Copy all lines holding the word "amalga" from the entries.
+ + + +
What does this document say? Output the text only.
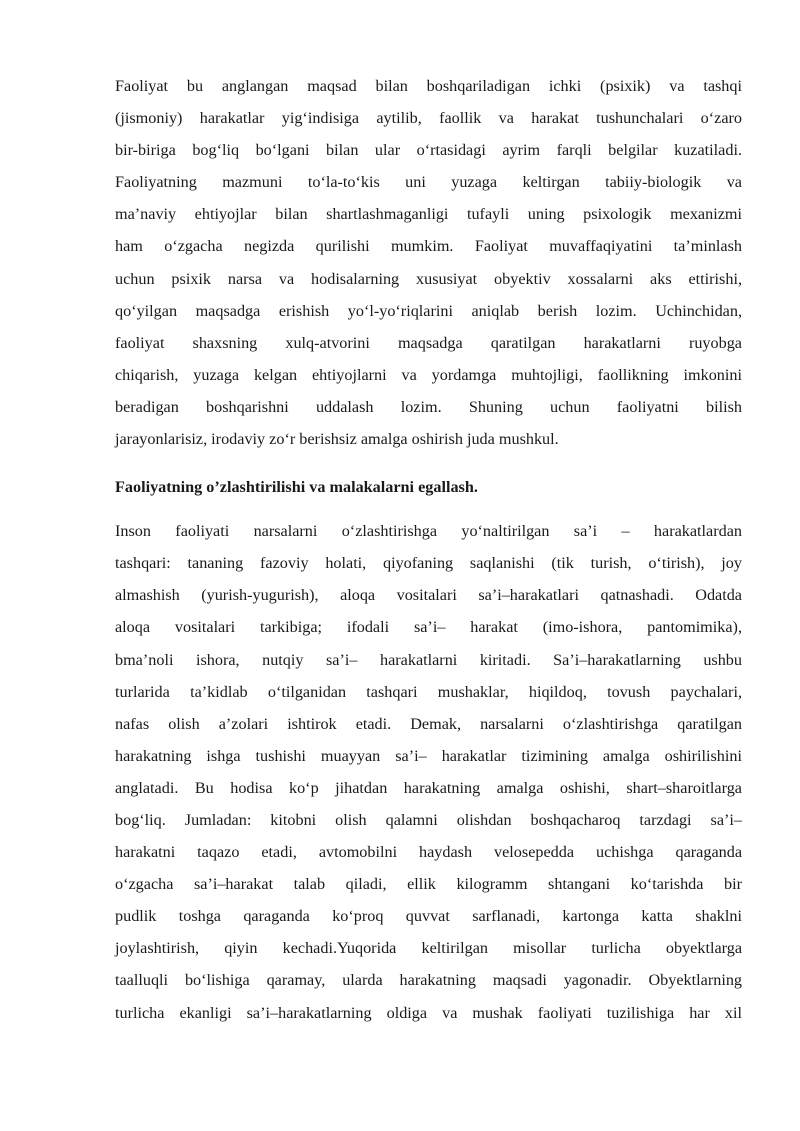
Faoliyat bu anglangan maqsad bilan boshqariladigan ichki (psixik) va tashqi
(jismoniy) harakatlar yig‘indisiga aytilib, faollik va harakat tushunchalari o‘zaro
bir-biriga bog‘liq bo‘lgani bilan ular o‘rtasidagi ayrim farqli belgilar kuzatiladi.
Faoliyatning mazmuni to‘la-to‘kis uni yuzaga keltirgan tabiiy-biologik va
ma’naviy ehtiyojlar bilan shartlashmaganligi tufayli uning psixologik mexanizmi
ham o‘zgacha negizda qurilishi mumkim. Faoliyat muvaffaqiyatini ta’minlash
uchun psixik narsa va hodisalarning xususiyat obyektiv xossalarni aks ettirishi,
qo‘yilgan maqsadga erishish yo‘l-yo‘riqlarini aniqlab berish lozim. Uchinchidan,
faoliyat shaxsning xulq-atvorini maqsadga qaratilgan harakatlarni ruyobga
chiqarish, yuzaga kelgan ehtiyojlarni va yordamga muhtojligi, faollikning imkonini
beradigan boshqarishni uddalash lozim. Shuning uchun faoliyatni bilish
jarayonlarisiz, irodaviy zo‘r berishsiz amalga oshirish juda mushkul.
Faoliyatning o’zlashtirilishi va malakalarni egallash.
Inson faoliyati narsalarni o‘zlashtirishga yo‘naltirilgan sa’i – harakatlardan
tashqari: tananing fazoviy holati, qiyofaning saqlanishi (tik turish, o‘tirish), joy
almashish (yurish-yugurish), aloqa vositalari sa’i–harakatlari qatnashadi. Odatda
aloqa vositalari tarkibiga; ifodali sa’i– harakat (imo-ishora, pantomimika),
bma’noli ishora, nutqiy sa’i– harakatlarni kiritadi. Sa’i–harakatlarning ushbu
turlarida ta’kidlab o‘tilganidan tashqari mushaklar, hiqildoq, tovush paychalari,
nafas olish a’zolari ishtirok etadi. Demak, narsalarni o‘zlashtirishga qaratilgan
harakatning ishga tushishi muayyan sa’i– harakatlar tizimining amalga oshirilishini
anglatadi. Bu hodisa ko‘p jihatdan harakatning amalga oshishi, shart–sharoitlarga
bog‘liq. Jumladan: kitobni olish qalamni olishdan boshqacharoq tarzdagi sa’i–
harakatni taqazo etadi, avtomobilni haydash velosepedda uchishga qaraganda
o‘zgacha sa’i–harakat talab qiladi, ellik kilogramm shtangani ko‘tarishda bir
pudlik toshga qaraganda ko‘proq quvvat sarflanadi, kartonga katta shaklni
joylashtirish, qiyin kechadi.Yuqorida keltirilgan misollar turlicha obyektlarga
taalluqli bo‘lishiga qaramay, ularda harakatning maqsadi yagonadir. Obyektlarning
turlicha ekanligi sa’i–harakatlarning oldiga va mushak faoliyati tuzilishiga har xil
+ + + +
Written reply ::
jarayonlarisiz, irodaviy zo‘r berishsiz amalga oshirish juda mushkul.
harakatning ishga tushishi muayyan sa’i– harakatlar tizimining amalga oshirilishini
anglatadi. Bu hodisa ko‘p jihatdan harakatning amalga oshishi, shart–sharoitlarga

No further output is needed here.